### WORK TO DO
In the entries below, find every line with "систем" and copy it.

### EXERCISE DATA
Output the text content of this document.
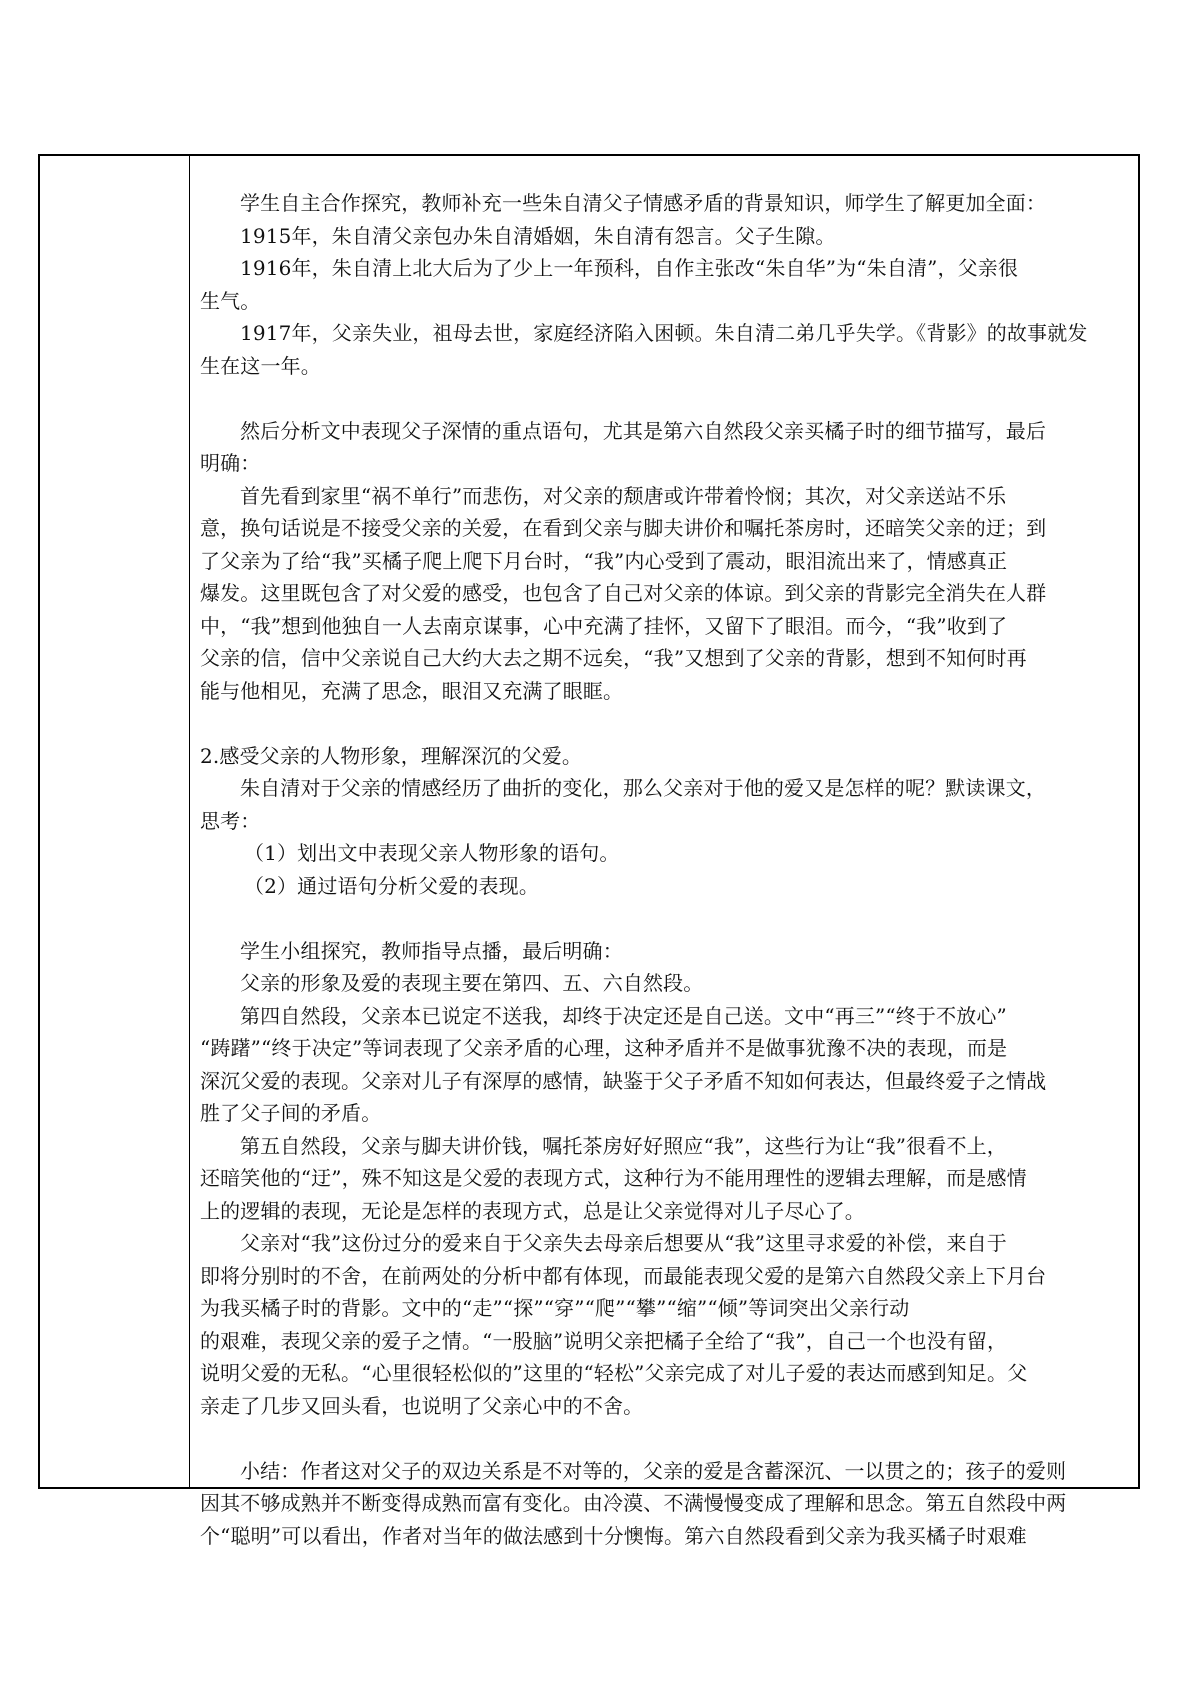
学生自主合作探究，教师补充一些朱自清父子情感矛盾的背景知识，师学生了解更加全面：
1915年，朱自清父亲包办朱自清婚姻，朱自清有怨言。父子生隙。
1916年，朱自清上北大后为了少上一年预科，自作主张改“朱自华”为“朱自清”，父亲很
生气。
1917年，父亲失业，祖母去世，家庭经济陷入困顿。朱自清二弟几乎失学。《背影》的故事就发
生在这一年。
然后分析文中表现父子深情的重点语句，尤其是第六自然段父亲买橘子时的细节描写，最后
明确：
首先看到家里“祸不单行”而悲伤，对父亲的颓唐或许带着怜悯；其次，对父亲送站不乐
意，换句话说是不接受父亲的关爱，在看到父亲与脚夫讲价和嘱托茶房时，还暗笑父亲的迂；到
了父亲为了给“我”买橘子爬上爬下月台时，“我”内心受到了震动，眼泪流出来了，情感真正
爆发。这里既包含了对父爱的感受，也包含了自己对父亲的体谅。到父亲的背影完全消失在人群
中，“我”想到他独自一人去南京谋事，心中充满了挂怀，又留下了眼泪。而今，“我”收到了
父亲的信，信中父亲说自己大约大去之期不远矣，“我”又想到了父亲的背影，想到不知何时再
能与他相见，充满了思念，眼泪又充满了眼眶。
2.感受父亲的人物形象，理解深沉的父爱。
朱自清对于父亲的情感经历了曲折的变化，那么父亲对于他的爱又是怎样的呢？默读课文，
思考：
（1）划出文中表现父亲人物形象的语句。
（2）通过语句分析父爱的表现。
学生小组探究，教师指导点播，最后明确：
父亲的形象及爱的表现主要在第四、五、六自然段。
第四自然段，父亲本已说定不送我，却终于决定还是自己送。文中“再三”“终于不放心”
“踌躇”“终于决定”等词表现了父亲矛盾的心理，这种矛盾并不是做事犹豫不决的表现，而是
深沉父爱的表现。父亲对儿子有深厚的感情，缺鉴于父子矛盾不知如何表达，但最终爱子之情战
胜了父子间的矛盾。
第五自然段，父亲与脚夫讲价钱，嘱托茶房好好照应“我”，这些行为让“我”很看不上，
还暗笑他的“迂”，殊不知这是父爱的表现方式，这种行为不能用理性的逻辑去理解，而是感情
上的逻辑的表现，无论是怎样的表现方式，总是让父亲觉得对儿子尽心了。
父亲对“我”这份过分的爱来自于父亲失去母亲后想要从“我”这里寻求爱的补偿，来自于
即将分别时的不舍，在前两处的分析中都有体现，而最能表现父爱的是第六自然段父亲上下月台
为我买橘子时的背影。文中的“走”“探”“穿”“爬”“攀”“缩”“倾”等词突出父亲行动
的艰难，表现父亲的爱子之情。“一股脑”说明父亲把橘子全给了“我”，自己一个也没有留，
说明父爱的无私。“心里很轻松似的”这里的“轻松”父亲完成了对儿子爱的表达而感到知足。父
亲走了几步又回头看，也说明了父亲心中的不舍。
小结：作者这对父子的双边关系是不对等的，父亲的爱是含蓄深沉、一以贯之的；孩子的爱则
因其不够成熟并不断变得成熟而富有变化。由冷漠、不满慢慢变成了理解和思念。第五自然段中两
个“聪明”可以看出，作者对当年的做法感到十分懊悔。第六自然段看到父亲为我买橘子时艰难
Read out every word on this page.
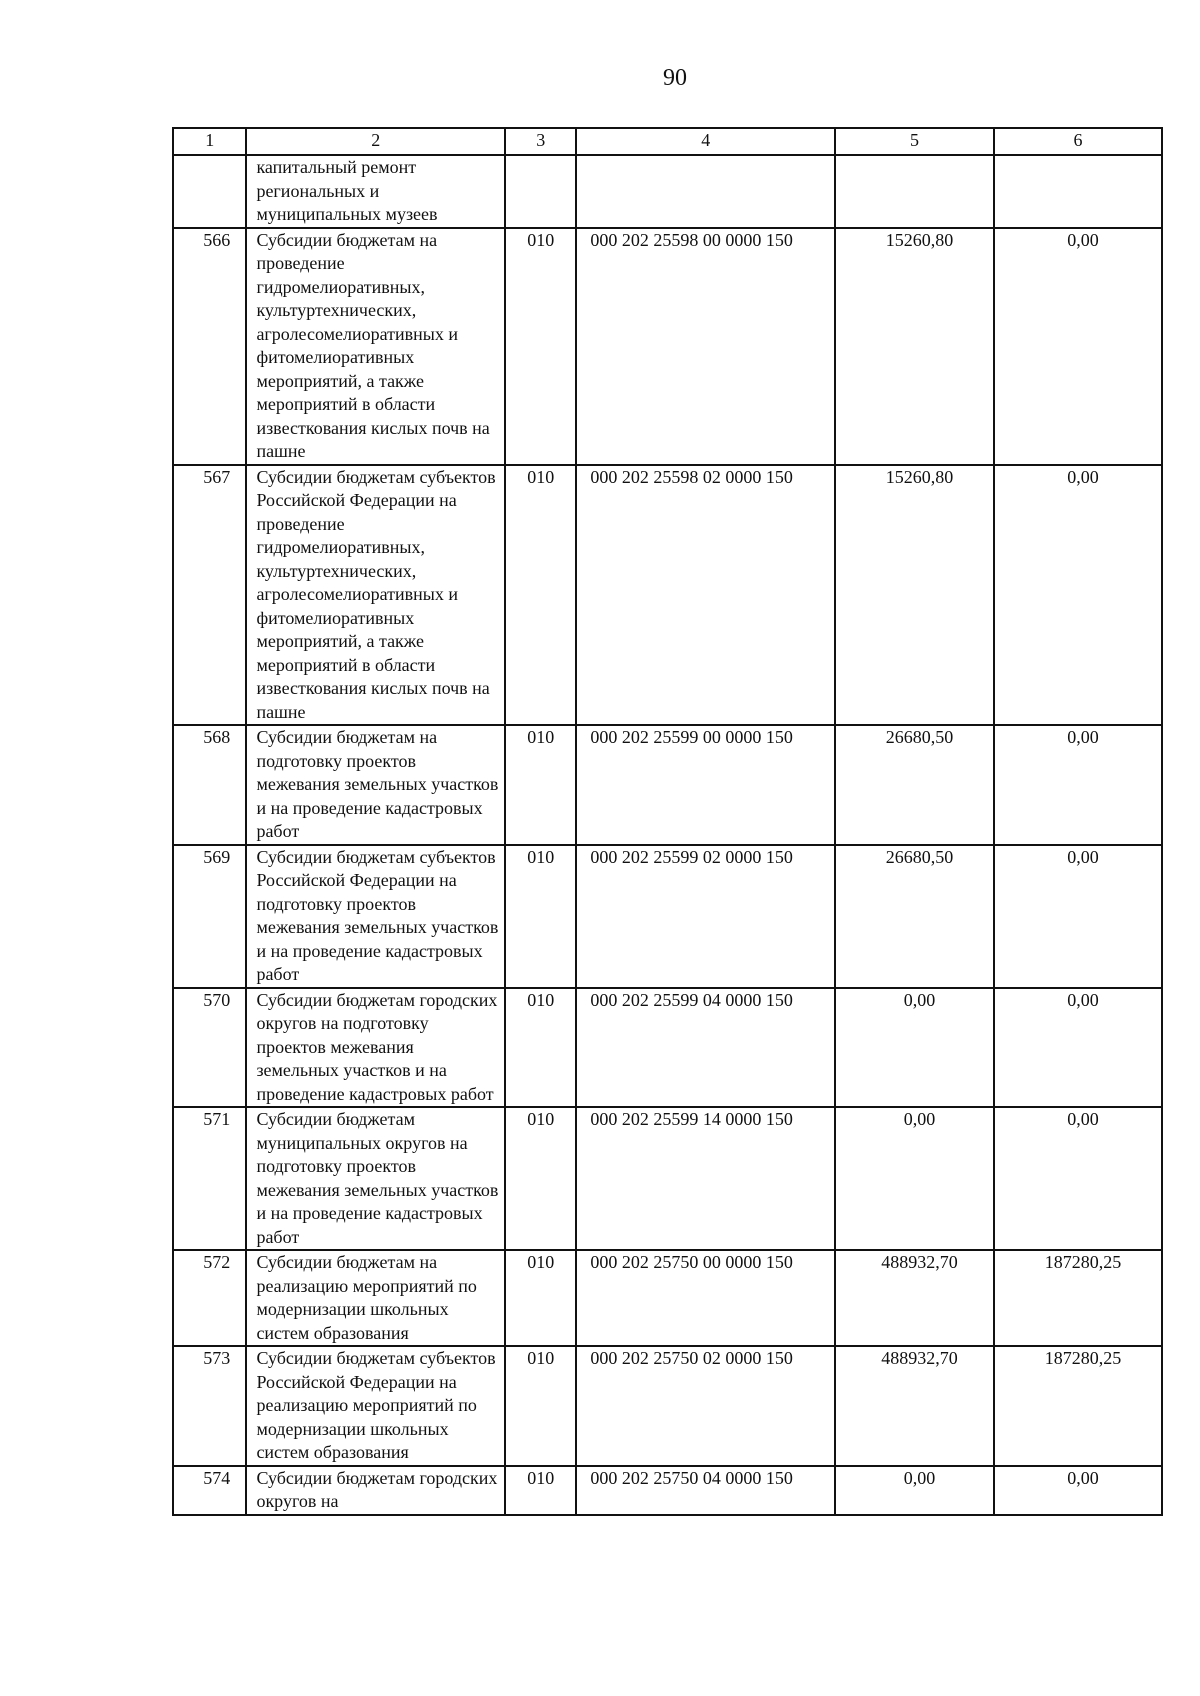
90
1	2	3	4	5	6
	капитальный ремонт региональных и муниципальных музеев				
566	Субсидии бюджетам на проведение гидромелиоративных, культуртехнических, агролесомелиоративных и фитомелиоративных мероприятий, а также мероприятий в области известкования кислых почв на пашне	010	000 202 25598 00 0000 150	15260,80	0,00
567	Субсидии бюджетам субъектов Российской Федерации на проведение гидромелиоративных, культуртехнических, агролесомелиоративных и фитомелиоративных мероприятий, а также мероприятий в области известкования кислых почв на пашне	010	000 202 25598 02 0000 150	15260,80	0,00
568	Субсидии бюджетам на подготовку проектов межевания земельных участков и на проведение кадастровых работ	010	000 202 25599 00 0000 150	26680,50	0,00
569	Субсидии бюджетам субъектов Российской Федерации на подготовку проектов межевания земельных участков и на проведение кадастровых работ	010	000 202 25599 02 0000 150	26680,50	0,00
570	Субсидии бюджетам городских округов на подготовку проектов межевания земельных участков и на проведение кадастровых работ	010	000 202 25599 04 0000 150	0,00	0,00
571	Субсидии бюджетам муниципальных округов на подготовку проектов межевания земельных участков и на проведение кадастровых работ	010	000 202 25599 14 0000 150	0,00	0,00
572	Субсидии бюджетам на реализацию мероприятий по модернизации школьных систем образования	010	000 202 25750 00 0000 150	488932,70	187280,25
573	Субсидии бюджетам субъектов Российской Федерации на реализацию мероприятий по модернизации школьных систем образования	010	000 202 25750 02 0000 150	488932,70	187280,25
574	Субсидии бюджетам городских округов на	010	000 202 25750 04 0000 150	0,00	0,00
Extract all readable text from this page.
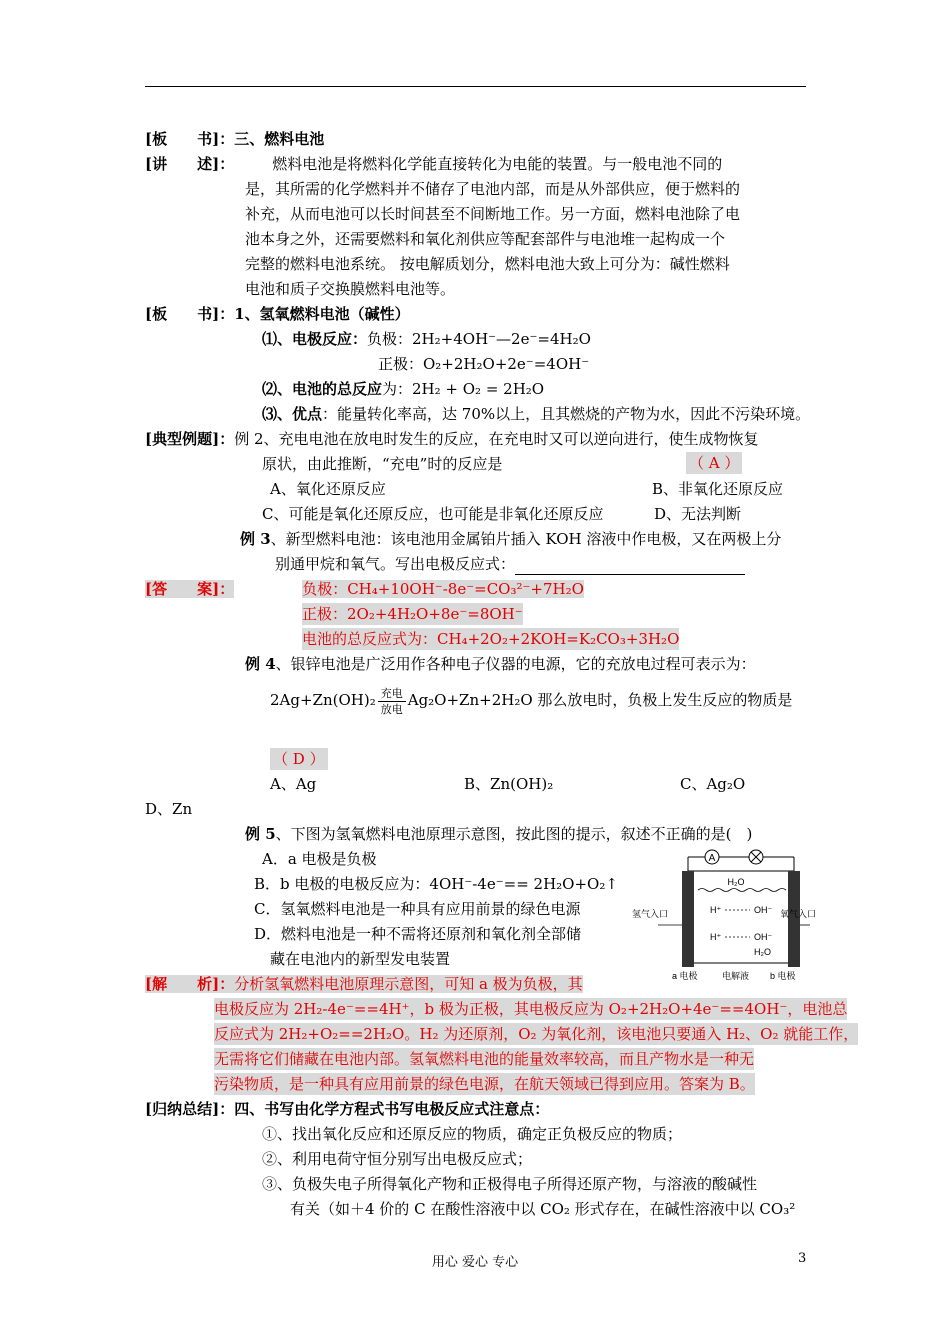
[板　　书]：三、燃料电池
[讲　　述]：	燃料电池是将燃料化学能直接转化为电能的装置。与一般电池不同的
是，其所需的化学燃料并不储存了电池内部，而是从外部供应，便于燃料的
补充，从而电池可以长时间甚至不间断地工作。另一方面，燃料电池除了电
池本身之外，还需要燃料和氧化剂供应等配套部件与电池堆一起构成一个
完整的燃料电池系统。 按电解质划分，燃料电池大致上可分为：碱性燃料
电池和质子交换膜燃料电池等。
[板　　书]：1、氢氧燃料电池（碱性）
⑴、电极反应：负极：2H₂+4OH⁻—2e⁻=4H₂O
正极：O₂+2H₂O+2e⁻=4OH⁻
⑵、电池的总反应为：2H₂ + O₂ = 2H₂O
⑶、优点：能量转化率高，达 70%以上，且其燃烧的产物为水，因此不污染环境。
[典型例题]：例 2、充电电池在放电时发生的反应，在充电时又可以逆向进行，使生成物恢复
原状，由此推断，“充电”时的反应是	（ A ）
A、氧化还原反应	B、非氧化还原反应
C、可能是氧化还原反应，也可能是非氧化还原反应	D、无法判断
例 3、新型燃料电池：该电池用金属铂片插入 KOH 溶液中作电极，又在两极上分
别通甲烷和氧气。写出电极反应式：
[答　　案]：	负极：CH₄+10OH⁻-8e⁻=CO₃²⁻+7H₂O
正极：2O₂+4H₂O+8e⁻=8OH⁻
电池的总反应式为：CH₄+2O₂+2KOH=K₂CO₃+3H₂O
例 4、银锌电池是广泛用作各种电子仪器的电源，它的充放电过程可表示为：
$2Ag+Zn(OH)_2 \frac{\text{充电}}{\text{放电}} Ag_2O+Zn+2H_2O$ 那么放电时，负极上发生反应的物质是
（ D ）
A、Ag	B、Zn(OH)₂	C、Ag₂O
D、Zn
例 5、下图为氢氧燃料电池原理示意图，按此图的提示，叙述不正确的是(　)
A．a 电极是负极
B．b 电极的电极反应为：4OH⁻-4e⁻== 2H₂O+O₂↑
C．氢氧燃料电池是一种具有应用前景的绿色电源
D．燃料电池是一种不需将还原剂和氧化剂全部储
藏在电池内的新型发电装置
A
H₂O
H⁺	OH⁻
H⁺	OH⁻
H₂O
氢气入口	氧气入口
a 电极	电解液 b 电极
[解　　析]：分析氢氧燃料电池原理示意图，可知 a 极为负极，其
电极反应为 2H₂-4e⁻==4H⁺，b 极为正极，其电极反应为 O₂+2H₂O+4e⁻==4OH⁻，电池总
反应式为 2H₂+O₂==2H₂O。H₂ 为还原剂，O₂ 为氧化剂，该电池只要通入 H₂、O₂ 就能工作，
无需将它们储藏在电池内部。氢氧燃料电池的能量效率较高，而且产物水是一种无
污染物质，是一种具有应用前景的绿色电源，在航天领域已得到应用。答案为 B。
[归纳总结]：四、书写由化学方程式书写电极反应式注意点：
①、找出氧化反应和还原反应的物质，确定正负极反应的物质；
②、利用电荷守恒分别写出电极反应式；
③、负极失电子所得氧化产物和正极得电子所得还原产物，与溶液的酸碱性
有关（如＋4 价的 C 在酸性溶液中以 CO₂ 形式存在，在碱性溶液中以 CO₃²
用心 爱心 专心	3
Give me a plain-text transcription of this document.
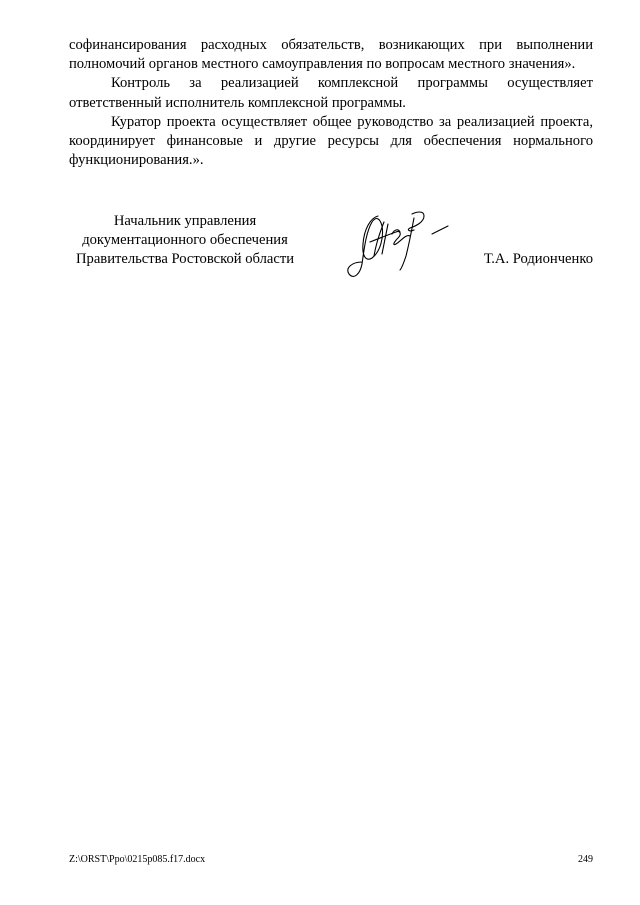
софинансирования расходных обязательств, возникающих при выполнении полномочий органов местного самоуправления по вопросам местного значения».

Контроль за реализацией комплексной программы осуществляет ответственный исполнитель комплексной программы.

Куратор проекта осуществляет общее руководство за реализацией проекта, координирует финансовые и другие ресурсы для обеспечения нормального функционирования.».

Начальник управления
документационного обеспечения
Правительства Ростовской области	Т.А. Родионченко
Z:\ORST\Ppo\0215p085.f17.docx	249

### TASK SOLUTION
572	Субсидии бюджетам на реализацию мероприятий по модернизации школьных систем образования	010	000 202 25750 00 0000 150	488932,70	187280,25
573	Субсидии бюджетам субъектов Российской Федерации на реализацию мероприятий по модернизации школьных систем образования	010	000 202 25750 02 0000 150	488932,70	187280,25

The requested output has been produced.